• _Brief_
What follows is a block of records; restate each one word for word.

Collected data entries:
☆ ☆ ☆ ☆ ☆

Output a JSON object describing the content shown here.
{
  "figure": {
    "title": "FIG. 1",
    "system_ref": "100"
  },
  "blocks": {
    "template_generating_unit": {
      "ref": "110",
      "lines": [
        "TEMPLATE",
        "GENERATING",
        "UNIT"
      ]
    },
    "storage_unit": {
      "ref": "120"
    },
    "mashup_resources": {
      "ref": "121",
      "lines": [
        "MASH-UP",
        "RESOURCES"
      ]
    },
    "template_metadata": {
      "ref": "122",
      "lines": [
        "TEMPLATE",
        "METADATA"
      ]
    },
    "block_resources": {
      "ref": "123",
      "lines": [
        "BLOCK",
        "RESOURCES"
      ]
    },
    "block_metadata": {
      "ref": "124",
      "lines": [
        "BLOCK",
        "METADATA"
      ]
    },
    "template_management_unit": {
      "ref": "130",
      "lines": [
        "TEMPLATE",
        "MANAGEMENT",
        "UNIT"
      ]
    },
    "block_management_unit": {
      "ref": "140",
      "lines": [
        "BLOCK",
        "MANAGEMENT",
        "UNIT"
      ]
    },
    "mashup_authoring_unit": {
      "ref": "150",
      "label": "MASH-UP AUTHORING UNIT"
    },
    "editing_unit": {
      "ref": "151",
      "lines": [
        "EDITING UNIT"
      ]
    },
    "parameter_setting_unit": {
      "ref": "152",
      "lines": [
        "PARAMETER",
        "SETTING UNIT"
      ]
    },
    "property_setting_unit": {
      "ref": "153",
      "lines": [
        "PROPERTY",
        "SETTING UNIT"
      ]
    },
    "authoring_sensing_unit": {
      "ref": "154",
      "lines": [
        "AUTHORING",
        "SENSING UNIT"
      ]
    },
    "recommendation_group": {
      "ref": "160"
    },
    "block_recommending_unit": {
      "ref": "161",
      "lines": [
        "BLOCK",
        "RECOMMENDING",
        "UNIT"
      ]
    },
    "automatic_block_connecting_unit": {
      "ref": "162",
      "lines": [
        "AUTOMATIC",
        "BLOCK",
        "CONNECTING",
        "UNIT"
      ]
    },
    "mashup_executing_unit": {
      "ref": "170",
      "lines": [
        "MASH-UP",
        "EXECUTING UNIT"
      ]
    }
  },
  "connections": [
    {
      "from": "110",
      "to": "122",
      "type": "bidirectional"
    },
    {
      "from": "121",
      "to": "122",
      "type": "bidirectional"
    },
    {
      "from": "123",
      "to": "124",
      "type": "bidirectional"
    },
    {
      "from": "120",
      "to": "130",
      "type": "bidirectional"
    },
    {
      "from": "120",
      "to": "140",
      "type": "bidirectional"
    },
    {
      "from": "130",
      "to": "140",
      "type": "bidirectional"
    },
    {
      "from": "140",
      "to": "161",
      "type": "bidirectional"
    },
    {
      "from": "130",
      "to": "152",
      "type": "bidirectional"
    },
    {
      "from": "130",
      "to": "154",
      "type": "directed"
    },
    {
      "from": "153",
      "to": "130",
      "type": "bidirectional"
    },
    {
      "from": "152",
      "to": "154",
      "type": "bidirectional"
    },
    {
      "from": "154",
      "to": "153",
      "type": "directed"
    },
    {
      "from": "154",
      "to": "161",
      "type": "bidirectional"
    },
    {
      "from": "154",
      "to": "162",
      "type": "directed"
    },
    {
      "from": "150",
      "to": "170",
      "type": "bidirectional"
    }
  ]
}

☆ ☆ ☆ ☆ ☆

• _Complete response_
Output a JSON object describing the content shown here.
{
  "figure": {
    "title": "FIG. 1",
    "system_ref": "100"
  },
  "blocks": {
    "template_generating_unit": {
      "ref": "110",
      "lines": [
        "TEMPLATE",
        "GENERATING",
        "UNIT"
      ]
    },
    "storage_unit": {
      "ref": "120"
    },
    "mashup_resources": {
      "ref": "121",
      "lines": [
        "MASH-UP",
        "RESOURCES"
      ]
    },
    "template_metadata": {
      "ref": "122",
      "lines": [
        "TEMPLATE",
        "METADATA"
      ]
    },
    "block_resources": {
      "ref": "123",
      "lines": [
        "BLOCK",
        "RESOURCES"
      ]
    },
    "block_metadata": {
      "ref": "124",
      "lines": [
        "BLOCK",
        "METADATA"
      ]
    },
    "template_management_unit": {
      "ref": "130",
      "lines": [
        "TEMPLATE",
        "MANAGEMENT",
        "UNIT"
      ]
    },
    "block_management_unit": {
      "ref": "140",
      "lines": [
        "BLOCK",
        "MANAGEMENT",
        "UNIT"
      ]
    },
    "mashup_authoring_unit": {
      "ref": "150",
      "label": "MASH-UP AUTHORING UNIT"
    },
    "editing_unit": {
      "ref": "151",
      "lines": [
        "EDITING UNIT"
      ]
    },
    "parameter_setting_unit": {
      "ref": "152",
      "lines": [
        "PARAMETER",
        "SETTING UNIT"
      ]
    },
    "property_setting_unit": {
      "ref": "153",
      "lines": [
        "PROPERTY",
        "SETTING UNIT"
      ]
    },
    "authoring_sensing_unit": {
      "ref": "154",
      "lines": [
        "AUTHORING",
        "SENSING UNIT"
      ]
    },
    "recommendation_group": {
      "ref": "160"
    },
    "block_recommending_unit": {
      "ref": "161",
      "lines": [
        "BLOCK",
        "RECOMMENDING",
        "UNIT"
      ]
    },
    "automatic_block_connecting_unit": {
      "ref": "162",
      "lines": [
        "AUTOMATIC",
        "BLOCK",
        "CONNECTING",
        "UNIT"
      ]
    },
    "mashup_executing_unit": {
      "ref": "170",
      "lines": [
        "MASH-UP",
        "EXECUTING UNIT"
      ]
    }
  },
  "connections": [
    {
      "from": "110",
      "to": "122",
      "type": "bidirectional"
    },
    {
      "from": "121",
      "to": "122",
      "type": "bidirectional"
    },
    {
      "from": "123",
      "to": "124",
      "type": "bidirectional"
    },
    {
      "from": "120",
      "to": "130",
      "type": "bidirectional"
    },
    {
      "from": "120",
      "to": "140",
      "type": "bidirectional"
    },
    {
      "from": "130",
      "to": "140",
      "type": "bidirectional"
    },
    {
      "from": "140",
      "to": "161",
      "type": "bidirectional"
    },
    {
      "from": "130",
      "to": "152",
      "type": "bidirectional"
    },
    {
      "from": "130",
      "to": "154",
      "type": "directed"
    },
    {
      "from": "153",
      "to": "130",
      "type": "bidirectional"
    },
    {
      "from": "152",
      "to": "154",
      "type": "bidirectional"
    },
    {
      "from": "154",
      "to": "153",
      "type": "directed"
    },
    {
      "from": "154",
      "to": "161",
      "type": "bidirectional"
    },
    {
      "from": "154",
      "to": "162",
      "type": "directed"
    },
    {
      "from": "150",
      "to": "170",
      "type": "bidirectional"
    }
  ]
}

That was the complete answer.